__Instruction__
Return every row from the one containing "clause-2-1 xyxy=(145,999,810,1079)" down to the one containing "clause-text: 总计租赁面积（房地局测量认可的为准）为 xyxy=(202,668,488,686)", both included, copied character for character.

__Dataset extract__
####

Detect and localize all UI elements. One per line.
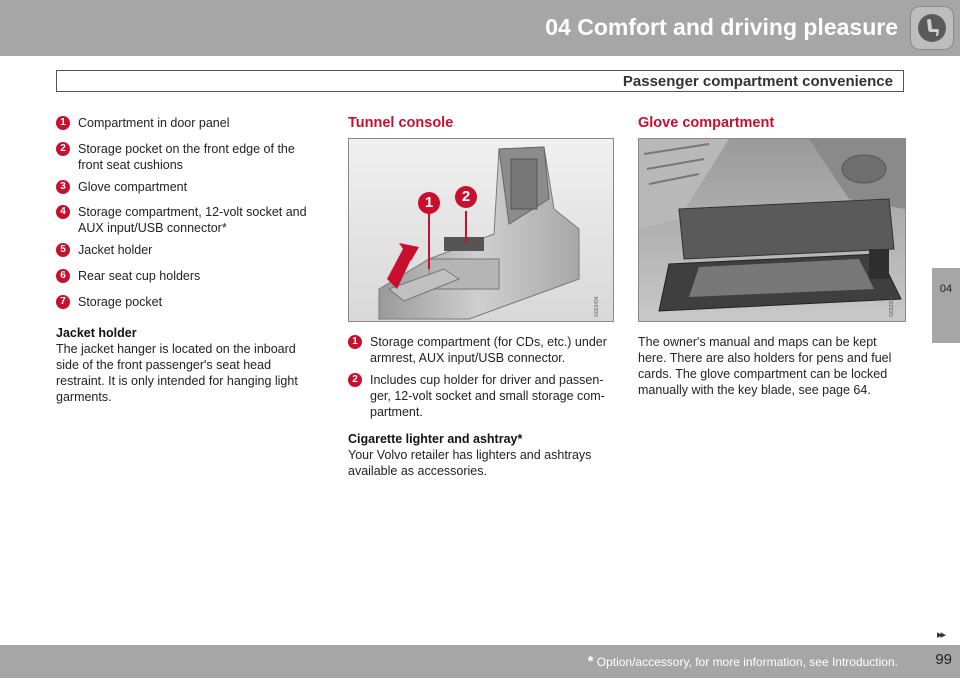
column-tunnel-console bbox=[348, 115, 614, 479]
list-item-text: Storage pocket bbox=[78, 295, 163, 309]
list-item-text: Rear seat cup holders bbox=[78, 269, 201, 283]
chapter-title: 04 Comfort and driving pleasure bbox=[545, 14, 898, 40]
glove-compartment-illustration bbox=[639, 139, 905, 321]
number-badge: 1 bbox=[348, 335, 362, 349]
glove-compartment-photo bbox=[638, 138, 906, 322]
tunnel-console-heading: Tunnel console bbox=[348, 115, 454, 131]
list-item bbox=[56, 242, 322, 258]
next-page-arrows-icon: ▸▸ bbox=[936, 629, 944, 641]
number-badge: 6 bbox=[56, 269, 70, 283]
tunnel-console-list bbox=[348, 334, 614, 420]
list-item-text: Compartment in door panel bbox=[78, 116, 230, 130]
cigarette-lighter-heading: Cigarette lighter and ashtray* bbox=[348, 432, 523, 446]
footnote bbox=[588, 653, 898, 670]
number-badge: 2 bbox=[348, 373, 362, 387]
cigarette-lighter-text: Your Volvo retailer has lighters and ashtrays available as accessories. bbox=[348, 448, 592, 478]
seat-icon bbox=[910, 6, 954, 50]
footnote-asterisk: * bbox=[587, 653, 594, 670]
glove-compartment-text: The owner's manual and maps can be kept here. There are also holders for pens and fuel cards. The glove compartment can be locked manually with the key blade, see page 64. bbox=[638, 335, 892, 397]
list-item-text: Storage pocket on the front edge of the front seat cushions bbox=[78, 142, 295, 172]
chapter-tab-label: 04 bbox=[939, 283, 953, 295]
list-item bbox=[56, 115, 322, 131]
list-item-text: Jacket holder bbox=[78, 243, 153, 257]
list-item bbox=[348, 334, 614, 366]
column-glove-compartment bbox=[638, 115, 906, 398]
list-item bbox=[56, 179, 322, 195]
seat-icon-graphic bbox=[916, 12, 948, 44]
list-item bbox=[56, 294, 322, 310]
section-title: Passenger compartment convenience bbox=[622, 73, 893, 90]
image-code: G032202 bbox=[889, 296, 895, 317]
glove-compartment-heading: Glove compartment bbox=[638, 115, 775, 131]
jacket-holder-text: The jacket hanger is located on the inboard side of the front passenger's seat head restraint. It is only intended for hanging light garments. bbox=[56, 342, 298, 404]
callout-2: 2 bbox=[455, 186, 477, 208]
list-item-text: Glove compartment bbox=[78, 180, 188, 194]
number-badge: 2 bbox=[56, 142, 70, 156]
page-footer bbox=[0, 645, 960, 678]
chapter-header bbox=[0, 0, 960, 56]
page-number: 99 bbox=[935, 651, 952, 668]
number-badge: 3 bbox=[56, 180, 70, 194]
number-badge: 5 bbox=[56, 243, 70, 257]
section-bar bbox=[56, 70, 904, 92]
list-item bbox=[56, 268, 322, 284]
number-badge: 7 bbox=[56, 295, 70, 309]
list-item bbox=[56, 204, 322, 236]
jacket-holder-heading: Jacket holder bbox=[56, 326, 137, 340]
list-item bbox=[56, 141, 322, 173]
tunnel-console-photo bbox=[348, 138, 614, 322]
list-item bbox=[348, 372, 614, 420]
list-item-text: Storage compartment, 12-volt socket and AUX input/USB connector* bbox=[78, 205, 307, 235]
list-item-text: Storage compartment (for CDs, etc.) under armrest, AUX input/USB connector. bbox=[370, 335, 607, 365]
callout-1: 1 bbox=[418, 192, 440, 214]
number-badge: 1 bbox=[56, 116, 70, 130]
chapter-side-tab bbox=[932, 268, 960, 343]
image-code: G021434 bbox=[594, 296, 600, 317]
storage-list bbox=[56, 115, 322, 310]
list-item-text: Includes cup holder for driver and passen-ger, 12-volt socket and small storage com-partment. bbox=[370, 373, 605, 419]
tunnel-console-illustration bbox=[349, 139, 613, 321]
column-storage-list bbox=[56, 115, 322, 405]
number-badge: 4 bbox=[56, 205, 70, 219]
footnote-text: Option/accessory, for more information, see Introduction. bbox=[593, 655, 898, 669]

####

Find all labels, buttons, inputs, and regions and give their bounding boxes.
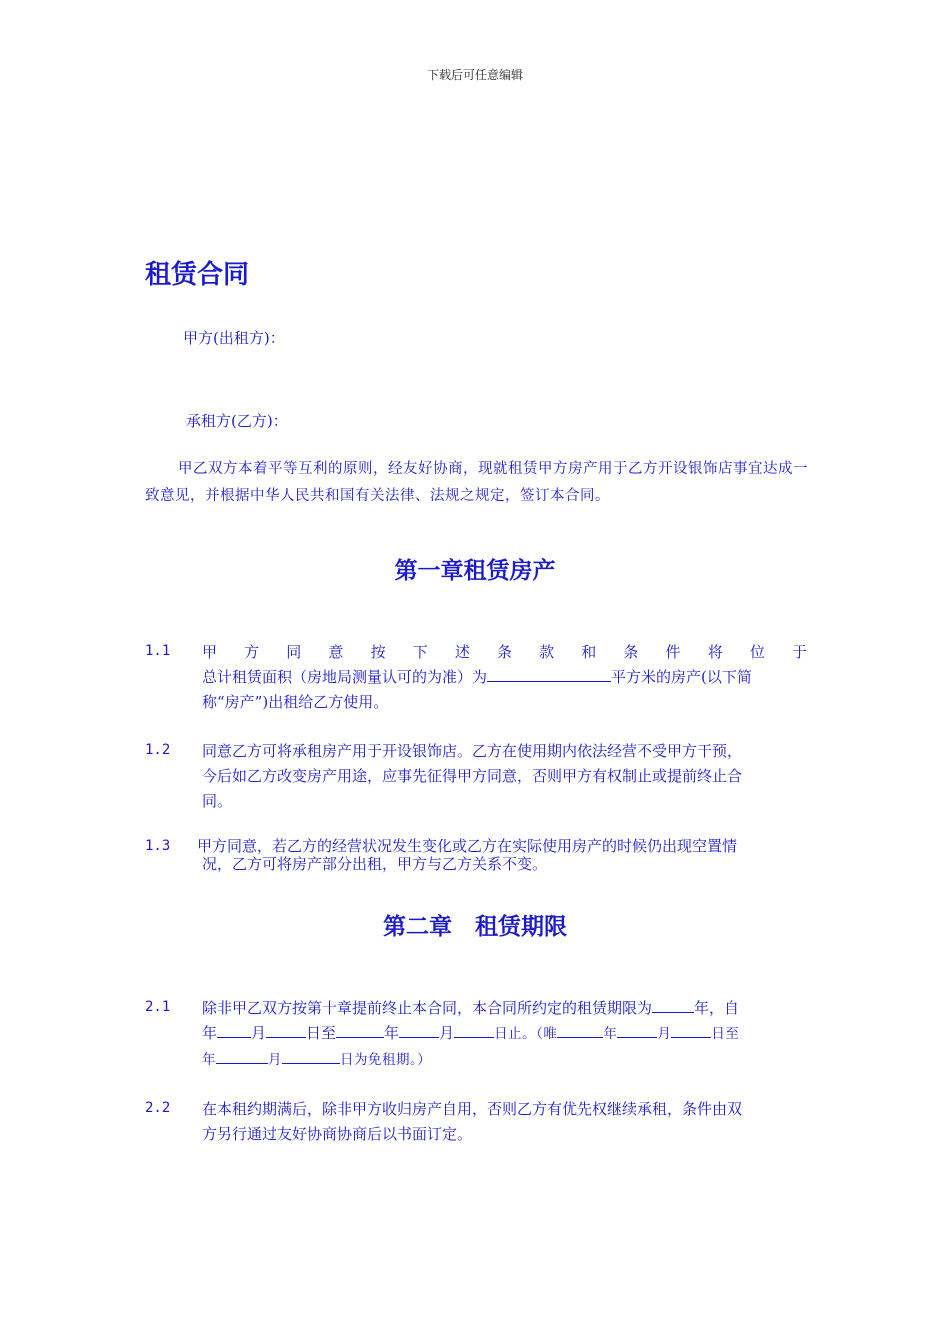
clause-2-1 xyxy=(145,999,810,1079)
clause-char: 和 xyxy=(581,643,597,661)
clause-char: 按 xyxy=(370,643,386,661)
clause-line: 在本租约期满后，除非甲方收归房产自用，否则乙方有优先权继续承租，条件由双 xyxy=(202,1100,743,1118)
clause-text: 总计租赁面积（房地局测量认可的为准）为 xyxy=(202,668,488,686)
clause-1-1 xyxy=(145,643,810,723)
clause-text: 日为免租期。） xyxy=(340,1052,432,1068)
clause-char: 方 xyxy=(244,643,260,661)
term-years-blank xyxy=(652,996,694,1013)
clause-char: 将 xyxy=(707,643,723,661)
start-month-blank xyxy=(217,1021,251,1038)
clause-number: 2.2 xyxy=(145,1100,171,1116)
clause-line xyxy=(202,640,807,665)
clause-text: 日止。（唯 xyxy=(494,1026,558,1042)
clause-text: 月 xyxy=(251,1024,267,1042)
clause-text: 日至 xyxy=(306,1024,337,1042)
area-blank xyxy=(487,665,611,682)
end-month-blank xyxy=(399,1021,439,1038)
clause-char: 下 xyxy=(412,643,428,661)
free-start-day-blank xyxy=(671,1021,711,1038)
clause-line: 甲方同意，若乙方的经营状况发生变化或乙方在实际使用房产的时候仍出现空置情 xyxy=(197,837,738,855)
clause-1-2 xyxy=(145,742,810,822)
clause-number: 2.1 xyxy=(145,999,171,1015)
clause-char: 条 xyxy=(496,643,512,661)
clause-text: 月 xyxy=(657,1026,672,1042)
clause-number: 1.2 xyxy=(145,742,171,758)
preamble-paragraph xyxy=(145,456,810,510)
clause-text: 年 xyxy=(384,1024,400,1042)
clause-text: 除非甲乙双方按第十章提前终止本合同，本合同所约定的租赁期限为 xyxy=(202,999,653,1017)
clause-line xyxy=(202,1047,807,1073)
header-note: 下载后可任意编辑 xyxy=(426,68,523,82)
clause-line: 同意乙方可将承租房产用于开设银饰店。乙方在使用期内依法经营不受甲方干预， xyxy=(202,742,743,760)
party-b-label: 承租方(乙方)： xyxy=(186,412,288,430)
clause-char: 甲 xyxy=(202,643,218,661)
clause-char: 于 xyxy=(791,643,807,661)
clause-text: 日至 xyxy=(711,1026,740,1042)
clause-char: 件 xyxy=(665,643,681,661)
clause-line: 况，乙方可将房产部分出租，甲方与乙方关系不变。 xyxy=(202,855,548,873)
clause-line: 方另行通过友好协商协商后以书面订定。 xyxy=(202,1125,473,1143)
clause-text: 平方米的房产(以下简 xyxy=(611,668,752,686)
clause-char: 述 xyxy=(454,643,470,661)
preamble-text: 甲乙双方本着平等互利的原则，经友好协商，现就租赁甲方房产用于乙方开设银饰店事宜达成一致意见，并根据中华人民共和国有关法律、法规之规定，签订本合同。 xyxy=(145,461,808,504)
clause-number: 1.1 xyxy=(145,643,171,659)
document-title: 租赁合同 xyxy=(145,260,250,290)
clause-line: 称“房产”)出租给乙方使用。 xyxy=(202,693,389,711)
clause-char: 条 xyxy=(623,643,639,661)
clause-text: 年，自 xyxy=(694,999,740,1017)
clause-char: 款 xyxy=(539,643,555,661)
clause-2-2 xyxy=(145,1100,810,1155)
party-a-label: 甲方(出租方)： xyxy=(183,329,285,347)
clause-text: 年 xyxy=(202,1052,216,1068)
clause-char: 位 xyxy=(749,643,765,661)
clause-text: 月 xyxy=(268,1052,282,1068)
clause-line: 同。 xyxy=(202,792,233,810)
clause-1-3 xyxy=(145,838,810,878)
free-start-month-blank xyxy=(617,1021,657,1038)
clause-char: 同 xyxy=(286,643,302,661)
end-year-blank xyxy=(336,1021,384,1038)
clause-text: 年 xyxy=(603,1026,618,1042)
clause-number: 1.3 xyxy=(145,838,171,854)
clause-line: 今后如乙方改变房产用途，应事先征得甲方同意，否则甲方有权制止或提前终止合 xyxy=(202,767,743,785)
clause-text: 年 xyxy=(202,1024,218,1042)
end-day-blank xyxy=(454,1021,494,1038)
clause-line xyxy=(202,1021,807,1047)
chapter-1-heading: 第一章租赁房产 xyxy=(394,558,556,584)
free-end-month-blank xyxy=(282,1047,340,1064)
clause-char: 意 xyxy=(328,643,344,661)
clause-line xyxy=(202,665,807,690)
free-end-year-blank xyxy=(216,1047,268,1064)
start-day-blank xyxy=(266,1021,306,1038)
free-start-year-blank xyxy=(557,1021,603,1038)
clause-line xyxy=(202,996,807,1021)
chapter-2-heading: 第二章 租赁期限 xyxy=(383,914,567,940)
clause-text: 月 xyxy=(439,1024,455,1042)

####

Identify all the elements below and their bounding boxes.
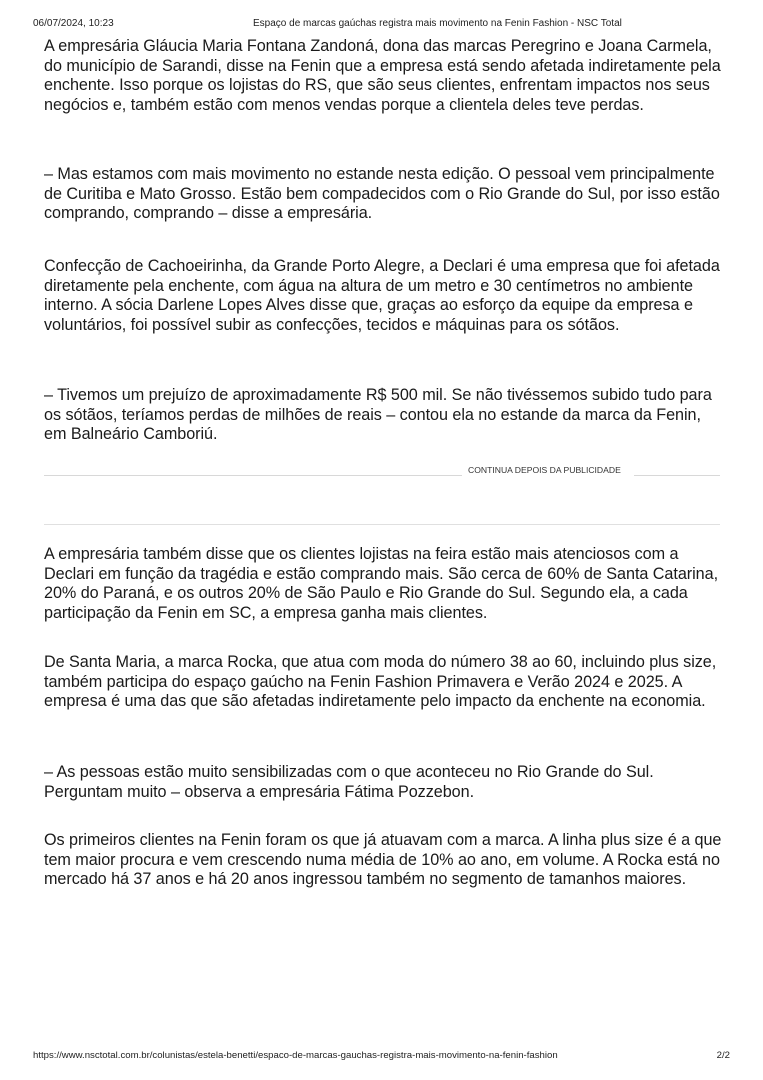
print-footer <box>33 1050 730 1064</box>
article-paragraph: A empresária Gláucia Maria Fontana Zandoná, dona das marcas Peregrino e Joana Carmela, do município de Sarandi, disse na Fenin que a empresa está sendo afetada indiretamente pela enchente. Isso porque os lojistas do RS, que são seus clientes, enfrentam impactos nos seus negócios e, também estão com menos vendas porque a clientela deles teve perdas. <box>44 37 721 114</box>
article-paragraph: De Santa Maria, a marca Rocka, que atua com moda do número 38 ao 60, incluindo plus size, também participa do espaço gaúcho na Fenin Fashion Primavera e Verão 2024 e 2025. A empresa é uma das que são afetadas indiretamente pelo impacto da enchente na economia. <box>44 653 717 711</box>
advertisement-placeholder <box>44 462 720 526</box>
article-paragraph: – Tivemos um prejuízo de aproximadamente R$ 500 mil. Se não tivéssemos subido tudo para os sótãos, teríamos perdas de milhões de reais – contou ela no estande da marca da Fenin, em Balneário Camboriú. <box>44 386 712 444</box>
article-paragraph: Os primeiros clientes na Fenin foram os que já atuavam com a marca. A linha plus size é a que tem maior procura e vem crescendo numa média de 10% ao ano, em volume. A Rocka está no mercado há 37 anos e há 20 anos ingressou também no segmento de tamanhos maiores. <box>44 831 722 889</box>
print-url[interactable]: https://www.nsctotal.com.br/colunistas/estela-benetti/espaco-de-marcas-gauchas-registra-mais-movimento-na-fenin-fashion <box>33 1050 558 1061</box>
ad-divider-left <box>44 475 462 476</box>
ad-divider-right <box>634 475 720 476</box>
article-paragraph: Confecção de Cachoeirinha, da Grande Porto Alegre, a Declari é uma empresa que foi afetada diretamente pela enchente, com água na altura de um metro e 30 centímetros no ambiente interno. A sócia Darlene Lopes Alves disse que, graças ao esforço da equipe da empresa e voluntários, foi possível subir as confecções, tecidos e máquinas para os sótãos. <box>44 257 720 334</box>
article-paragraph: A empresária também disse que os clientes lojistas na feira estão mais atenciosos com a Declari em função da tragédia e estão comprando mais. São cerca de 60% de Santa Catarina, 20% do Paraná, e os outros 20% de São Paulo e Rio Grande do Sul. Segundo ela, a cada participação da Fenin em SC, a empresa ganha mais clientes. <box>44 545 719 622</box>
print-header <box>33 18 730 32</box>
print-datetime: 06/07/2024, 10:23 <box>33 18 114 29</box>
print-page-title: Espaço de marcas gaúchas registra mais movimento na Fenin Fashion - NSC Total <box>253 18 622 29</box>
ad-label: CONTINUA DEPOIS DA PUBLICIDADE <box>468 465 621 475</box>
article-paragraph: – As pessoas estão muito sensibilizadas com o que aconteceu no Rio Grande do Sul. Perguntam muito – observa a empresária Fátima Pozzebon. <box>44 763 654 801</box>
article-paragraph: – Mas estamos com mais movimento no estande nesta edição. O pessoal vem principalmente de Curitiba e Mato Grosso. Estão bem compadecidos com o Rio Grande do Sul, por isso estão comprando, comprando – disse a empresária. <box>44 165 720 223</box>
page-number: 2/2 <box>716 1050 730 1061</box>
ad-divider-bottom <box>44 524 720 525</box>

####

__Exercise answer__
clause-2-1 xyxy=(145,999,810,1079)
clause-char: 和 xyxy=(581,643,597,661)
clause-char: 按 xyxy=(370,643,386,661)
clause-line: 在本租约期满后，除非甲方收归房产自用，否则乙方有优先权继续承租，条件由双 xyxy=(202,1100,743,1118)
clause-text: 总计租赁面积（房地局测量认可的为准）为 xyxy=(202,668,488,686)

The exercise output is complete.